- PROBLEM REQUIREMENTS
Apart from the pictures, write out the records that follow exactly.

(Page text entries)
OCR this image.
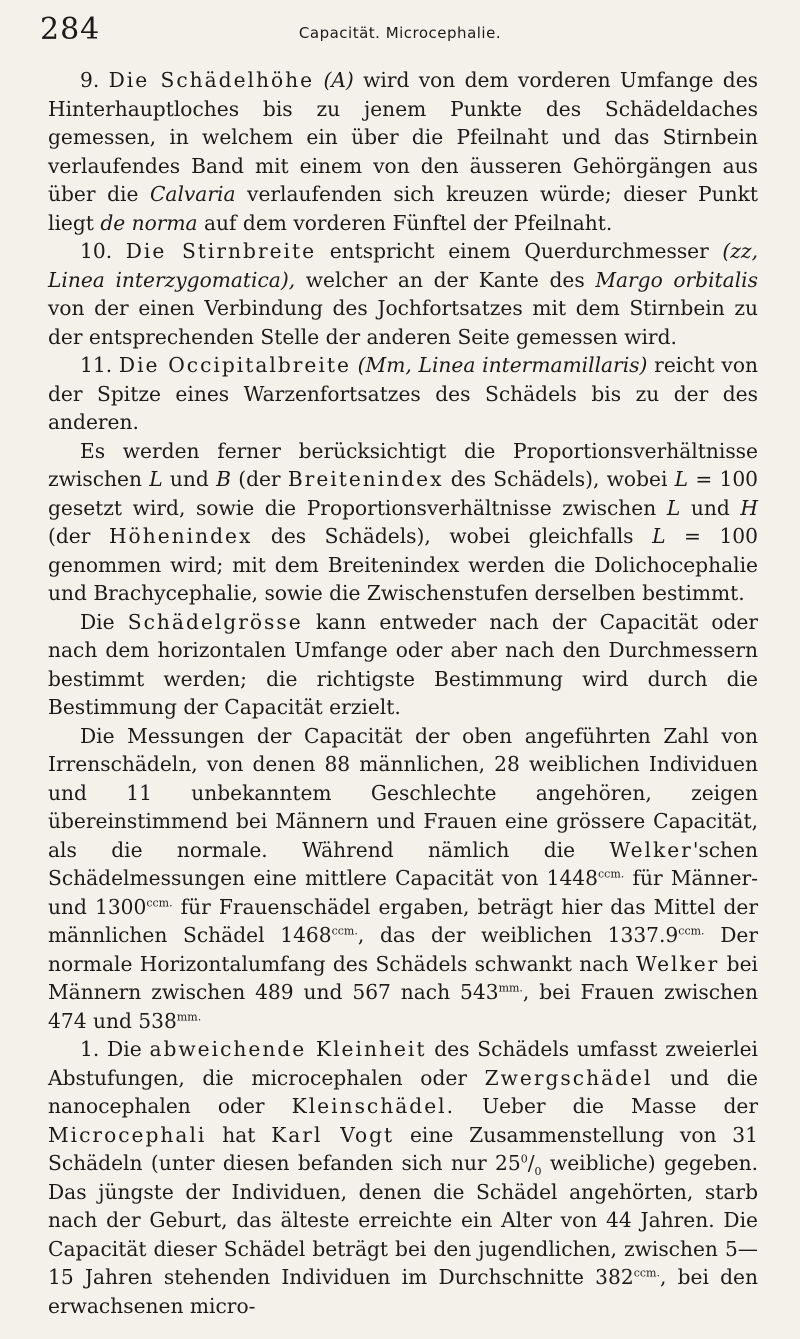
284	Capacität. Microcephalie.

9. Die Schädelhöhe (A) wird von dem vorderen Umfange des Hinterhauptloches bis zu jenem Punkte des Schädeldaches gemessen, in welchem ein über die Pfeilnaht und das Stirnbein verlaufendes Band mit einem von den äusseren Gehörgängen aus über die Calvaria verlaufenden sich kreuzen würde; dieser Punkt liegt de norma auf dem vorderen Fünftel der Pfeilnaht.

10. Die Stirnbreite entspricht einem Querdurchmesser (zz, Linea interzygomatica), welcher an der Kante des Margo orbitalis von der einen Verbindung des Jochfortsatzes mit dem Stirnbein zu der entsprechenden Stelle der anderen Seite gemessen wird.

11. Die Occipitalbreite (Mm, Linea intermamillaris) reicht von der Spitze eines Warzenfortsatzes des Schädels bis zu der des anderen.

Es werden ferner berücksichtigt die Proportionsverhältnisse zwischen L und B (der Breitenindex des Schädels), wobei L = 100 gesetzt wird, sowie die Proportionsverhältnisse zwischen L und H (der Höhenindex des Schädels), wobei gleichfalls L = 100 genommen wird; mit dem Breitenindex werden die Dolichocephalie und Brachycephalie, sowie die Zwischenstufen derselben bestimmt.

Die Schädelgrösse kann entweder nach der Capacität oder nach dem horizontalen Umfange oder aber nach den Durchmessern bestimmt werden; die richtigste Bestimmung wird durch die Bestimmung der Capacität erzielt.

Die Messungen der Capacität der oben angeführten Zahl von Irrenschädeln, von denen 88 männlichen, 28 weiblichen Individuen und 11 unbekanntem Geschlechte angehören, zeigen übereinstimmend bei Männern und Frauen eine grössere Capacität, als die normale. Während nämlich die Welker'schen Schädelmessungen eine mittlere Capacität von $1448^{ccm.}$ für Männer- und $1300^{ccm.}$ für Frauenschädel ergaben, beträgt hier das Mittel der männlichen Schädel $1468^{ccm.}$, das der weiblichen $1337.9^{ccm.}$ Der normale Horizontalumfang des Schädels schwankt nach Welker bei Männern zwischen 489 und 567 nach $543^{mm.}$, bei Frauen zwischen 474 und $538^{mm.}$

1. Die abweichende Kleinheit des Schädels umfasst zweierlei Abstufungen, die microcephalen oder Zwergschädel und die nanocephalen oder Kleinschädel. Ueber die Masse der Microcephali hat Karl Vogt eine Zusammenstellung von 31 Schädeln (unter diesen befanden sich nur $25^0/_0$ weibliche) gegeben. Das jüngste der Individuen, denen die Schädel angehörten, starb nach der Geburt, das älteste erreichte ein Alter von 44 Jahren. Die Capacität dieser Schädel beträgt bei den jugendlichen, zwischen 5—15 Jahren stehenden Individuen im Durchschnitte $382^{ccm.}$, bei den erwachsenen micro-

- OUTPUT
OCR this image.
284	Capacität. Microcephalie.

9. Die Schädelhöhe (A) wird von dem vorderen Umfange des Hinterhauptloches bis zu jenem Punkte des Schädeldaches gemessen, in welchem ein über die Pfeilnaht und das Stirnbein verlaufendes Band mit einem von den äusseren Gehörgängen aus über die Calvaria verlaufenden sich kreuzen würde; dieser Punkt liegt de norma auf dem vorderen Fünftel der Pfeilnaht.

10. Die Stirnbreite entspricht einem Querdurchmesser (zz, Linea interzygomatica), welcher an der Kante des Margo orbitalis von der einen Verbindung des Jochfortsatzes mit dem Stirnbein zu der entsprechenden Stelle der anderen Seite gemessen wird.

11. Die Occipitalbreite (Mm, Linea intermamillaris) reicht von der Spitze eines Warzenfortsatzes des Schädels bis zu der des anderen.

Es werden ferner berücksichtigt die Proportionsverhältnisse zwischen L und B (der Breitenindex des Schädels), wobei L = 100 gesetzt wird, sowie die Proportionsverhältnisse zwischen L und H (der Höhenindex des Schädels), wobei gleichfalls L = 100 genommen wird; mit dem Breitenindex werden die Dolichocephalie und Brachycephalie, sowie die Zwischenstufen derselben bestimmt.

Die Schädelgrösse kann entweder nach der Capacität oder nach dem horizontalen Umfange oder aber nach den Durchmessern bestimmt werden; die richtigste Bestimmung wird durch die Bestimmung der Capacität erzielt.

Die Messungen der Capacität der oben angeführten Zahl von Irrenschädeln, von denen 88 männlichen, 28 weiblichen Individuen und 11 unbekanntem Geschlechte angehören, zeigen übereinstimmend bei Männern und Frauen eine grössere Capacität, als die normale. Während nämlich die Welker'schen Schädelmessungen eine mittlere Capacität von $1448^{ccm.}$ für Männer- und $1300^{ccm.}$ für Frauenschädel ergaben, beträgt hier das Mittel der männlichen Schädel $1468^{ccm.}$, das der weiblichen $1337.9^{ccm.}$ Der normale Horizontalumfang des Schädels schwankt nach Welker bei Männern zwischen 489 und 567 nach $543^{mm.}$, bei Frauen zwischen 474 und $538^{mm.}$

1. Die abweichende Kleinheit des Schädels umfasst zweierlei Abstufungen, die microcephalen oder Zwergschädel und die nanocephalen oder Kleinschädel. Ueber die Masse der Microcephali hat Karl Vogt eine Zusammenstellung von 31 Schädeln (unter diesen befanden sich nur $25^0/_0$ weibliche) gegeben. Das jüngste der Individuen, denen die Schädel angehörten, starb nach der Geburt, das älteste erreichte ein Alter von 44 Jahren. Die Capacität dieser Schädel beträgt bei den jugendlichen, zwischen 5—15 Jahren stehenden Individuen im Durchschnitte $382^{ccm.}$, bei den erwachsenen micro-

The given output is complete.